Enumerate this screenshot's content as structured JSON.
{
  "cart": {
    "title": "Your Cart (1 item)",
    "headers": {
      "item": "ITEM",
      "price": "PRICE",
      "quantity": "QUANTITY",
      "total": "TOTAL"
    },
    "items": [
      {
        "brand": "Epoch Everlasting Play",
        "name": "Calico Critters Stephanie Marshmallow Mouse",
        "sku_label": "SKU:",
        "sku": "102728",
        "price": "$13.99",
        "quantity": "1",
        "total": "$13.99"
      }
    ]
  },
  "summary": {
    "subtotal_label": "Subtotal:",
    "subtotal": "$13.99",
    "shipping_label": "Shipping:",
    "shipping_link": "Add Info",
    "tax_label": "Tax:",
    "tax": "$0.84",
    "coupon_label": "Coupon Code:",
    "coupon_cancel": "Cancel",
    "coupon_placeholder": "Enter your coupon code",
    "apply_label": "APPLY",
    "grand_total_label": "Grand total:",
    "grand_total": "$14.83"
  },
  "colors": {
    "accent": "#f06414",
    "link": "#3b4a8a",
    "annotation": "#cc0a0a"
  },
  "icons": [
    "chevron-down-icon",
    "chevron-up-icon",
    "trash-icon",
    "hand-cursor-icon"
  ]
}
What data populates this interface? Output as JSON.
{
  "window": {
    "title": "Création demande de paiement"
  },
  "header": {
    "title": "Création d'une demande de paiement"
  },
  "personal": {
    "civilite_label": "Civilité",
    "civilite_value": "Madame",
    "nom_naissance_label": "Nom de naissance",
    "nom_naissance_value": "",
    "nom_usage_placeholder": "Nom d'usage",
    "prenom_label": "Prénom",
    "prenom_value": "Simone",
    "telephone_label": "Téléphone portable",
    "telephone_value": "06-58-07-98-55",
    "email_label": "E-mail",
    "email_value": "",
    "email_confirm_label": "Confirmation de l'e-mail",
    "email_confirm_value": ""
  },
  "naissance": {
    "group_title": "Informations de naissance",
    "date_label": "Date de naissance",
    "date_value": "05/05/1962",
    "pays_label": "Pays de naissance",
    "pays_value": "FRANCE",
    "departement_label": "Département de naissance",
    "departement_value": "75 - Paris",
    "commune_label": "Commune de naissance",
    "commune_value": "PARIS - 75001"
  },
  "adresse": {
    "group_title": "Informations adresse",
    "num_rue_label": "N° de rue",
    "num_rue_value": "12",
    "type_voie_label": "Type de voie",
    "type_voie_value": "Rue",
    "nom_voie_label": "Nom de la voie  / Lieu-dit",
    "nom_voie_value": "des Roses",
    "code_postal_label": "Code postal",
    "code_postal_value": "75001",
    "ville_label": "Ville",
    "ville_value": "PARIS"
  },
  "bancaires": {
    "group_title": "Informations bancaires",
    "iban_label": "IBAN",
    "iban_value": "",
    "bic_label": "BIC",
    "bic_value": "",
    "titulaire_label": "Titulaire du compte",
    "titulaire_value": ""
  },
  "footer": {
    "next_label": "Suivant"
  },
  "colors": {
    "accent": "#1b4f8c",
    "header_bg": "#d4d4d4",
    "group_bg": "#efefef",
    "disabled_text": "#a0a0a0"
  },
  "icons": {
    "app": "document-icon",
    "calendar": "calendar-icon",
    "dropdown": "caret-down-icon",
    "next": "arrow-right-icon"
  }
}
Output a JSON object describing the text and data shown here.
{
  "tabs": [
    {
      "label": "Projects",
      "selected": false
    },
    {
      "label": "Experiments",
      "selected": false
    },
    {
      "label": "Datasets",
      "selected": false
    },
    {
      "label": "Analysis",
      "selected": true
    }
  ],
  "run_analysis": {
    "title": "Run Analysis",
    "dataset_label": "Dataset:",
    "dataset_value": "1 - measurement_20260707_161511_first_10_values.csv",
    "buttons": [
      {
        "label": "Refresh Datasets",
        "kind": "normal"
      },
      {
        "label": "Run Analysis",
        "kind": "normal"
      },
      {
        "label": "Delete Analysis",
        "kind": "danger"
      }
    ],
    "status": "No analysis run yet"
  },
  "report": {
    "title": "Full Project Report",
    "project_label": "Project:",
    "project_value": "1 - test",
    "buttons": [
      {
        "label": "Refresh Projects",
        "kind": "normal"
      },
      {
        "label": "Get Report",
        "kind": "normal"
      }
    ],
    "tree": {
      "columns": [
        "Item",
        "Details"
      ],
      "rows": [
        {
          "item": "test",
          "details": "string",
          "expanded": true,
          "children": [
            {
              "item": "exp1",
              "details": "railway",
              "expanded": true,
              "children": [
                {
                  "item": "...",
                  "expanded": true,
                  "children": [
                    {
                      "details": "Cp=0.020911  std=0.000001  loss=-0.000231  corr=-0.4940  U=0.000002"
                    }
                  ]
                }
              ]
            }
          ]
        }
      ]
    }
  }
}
======
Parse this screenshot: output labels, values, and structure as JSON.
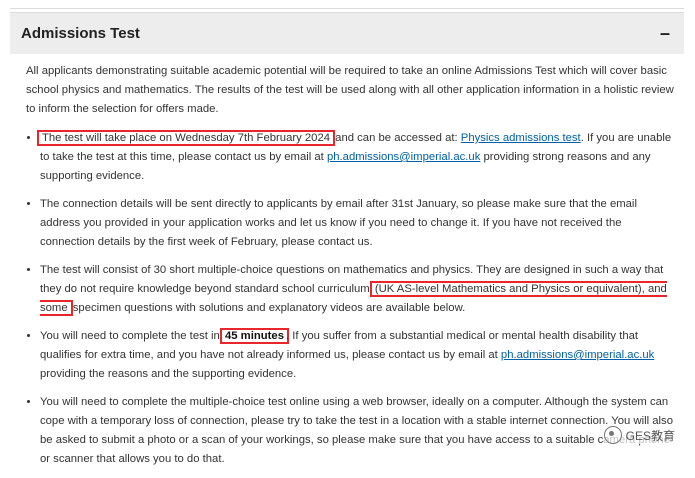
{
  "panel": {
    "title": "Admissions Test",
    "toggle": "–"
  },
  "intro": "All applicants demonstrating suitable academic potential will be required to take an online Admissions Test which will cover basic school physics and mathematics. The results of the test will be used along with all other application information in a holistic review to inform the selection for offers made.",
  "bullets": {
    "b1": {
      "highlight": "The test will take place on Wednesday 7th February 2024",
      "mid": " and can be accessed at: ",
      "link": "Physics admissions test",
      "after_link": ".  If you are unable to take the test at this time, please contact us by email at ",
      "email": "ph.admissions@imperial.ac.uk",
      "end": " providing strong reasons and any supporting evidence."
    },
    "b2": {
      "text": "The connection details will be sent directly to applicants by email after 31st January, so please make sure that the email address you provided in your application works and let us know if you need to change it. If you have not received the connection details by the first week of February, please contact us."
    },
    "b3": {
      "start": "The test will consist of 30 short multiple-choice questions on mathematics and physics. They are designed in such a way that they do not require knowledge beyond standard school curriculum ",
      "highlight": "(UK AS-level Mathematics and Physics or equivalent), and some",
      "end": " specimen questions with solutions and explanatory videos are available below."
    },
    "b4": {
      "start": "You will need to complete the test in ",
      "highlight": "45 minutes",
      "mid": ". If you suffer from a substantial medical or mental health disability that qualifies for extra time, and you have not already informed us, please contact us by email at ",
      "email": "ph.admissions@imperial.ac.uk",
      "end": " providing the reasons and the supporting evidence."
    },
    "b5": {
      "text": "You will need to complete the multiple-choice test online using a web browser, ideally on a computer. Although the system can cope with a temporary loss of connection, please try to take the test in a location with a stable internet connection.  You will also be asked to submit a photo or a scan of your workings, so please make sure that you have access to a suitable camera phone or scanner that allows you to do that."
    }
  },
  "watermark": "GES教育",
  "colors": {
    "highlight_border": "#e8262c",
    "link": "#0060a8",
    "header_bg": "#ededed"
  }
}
======
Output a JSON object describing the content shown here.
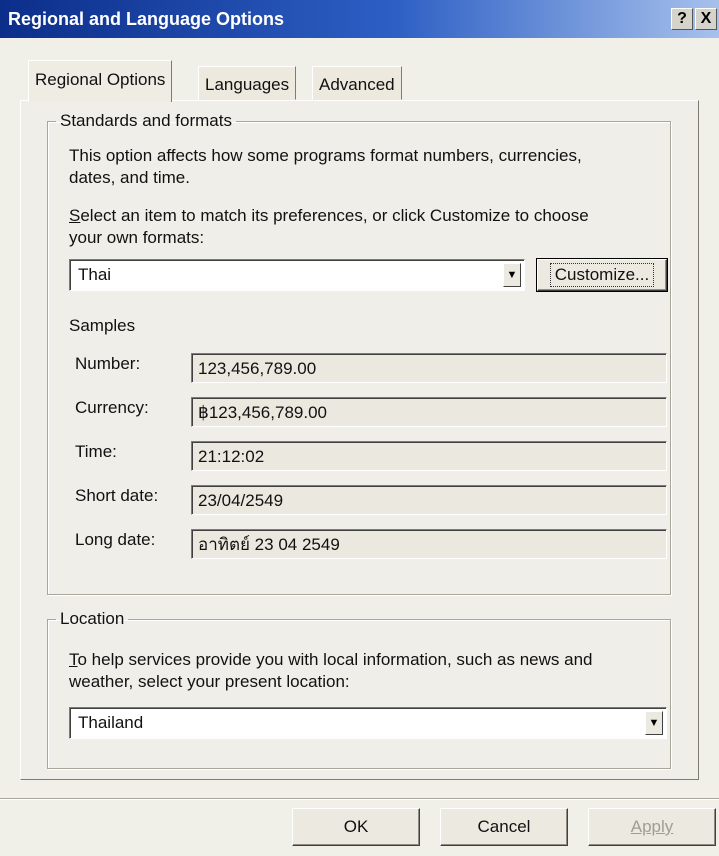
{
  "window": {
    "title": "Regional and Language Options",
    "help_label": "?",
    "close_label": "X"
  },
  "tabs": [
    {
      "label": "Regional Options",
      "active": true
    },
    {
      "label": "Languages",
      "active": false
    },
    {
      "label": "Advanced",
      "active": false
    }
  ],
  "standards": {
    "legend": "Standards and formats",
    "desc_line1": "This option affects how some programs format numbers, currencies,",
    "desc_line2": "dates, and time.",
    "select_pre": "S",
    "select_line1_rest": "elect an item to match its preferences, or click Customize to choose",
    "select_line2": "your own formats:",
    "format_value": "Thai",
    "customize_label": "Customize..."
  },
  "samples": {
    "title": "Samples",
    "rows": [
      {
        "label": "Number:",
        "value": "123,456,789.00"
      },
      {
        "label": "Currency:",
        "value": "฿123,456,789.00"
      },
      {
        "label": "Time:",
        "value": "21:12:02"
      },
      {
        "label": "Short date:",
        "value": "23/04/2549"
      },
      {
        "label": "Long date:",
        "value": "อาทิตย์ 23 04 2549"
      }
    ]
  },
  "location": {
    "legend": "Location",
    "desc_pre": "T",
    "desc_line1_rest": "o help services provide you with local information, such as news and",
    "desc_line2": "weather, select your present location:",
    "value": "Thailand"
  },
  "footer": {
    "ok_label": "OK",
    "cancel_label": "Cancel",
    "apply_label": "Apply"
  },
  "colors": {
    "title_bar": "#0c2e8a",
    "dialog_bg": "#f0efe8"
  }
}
======
» Required work:
Check each line above for the string "adresse", then copy the ones that have it.

» Solution to the exercise:
  "adresse": {
    "group_title": "Informations adresse",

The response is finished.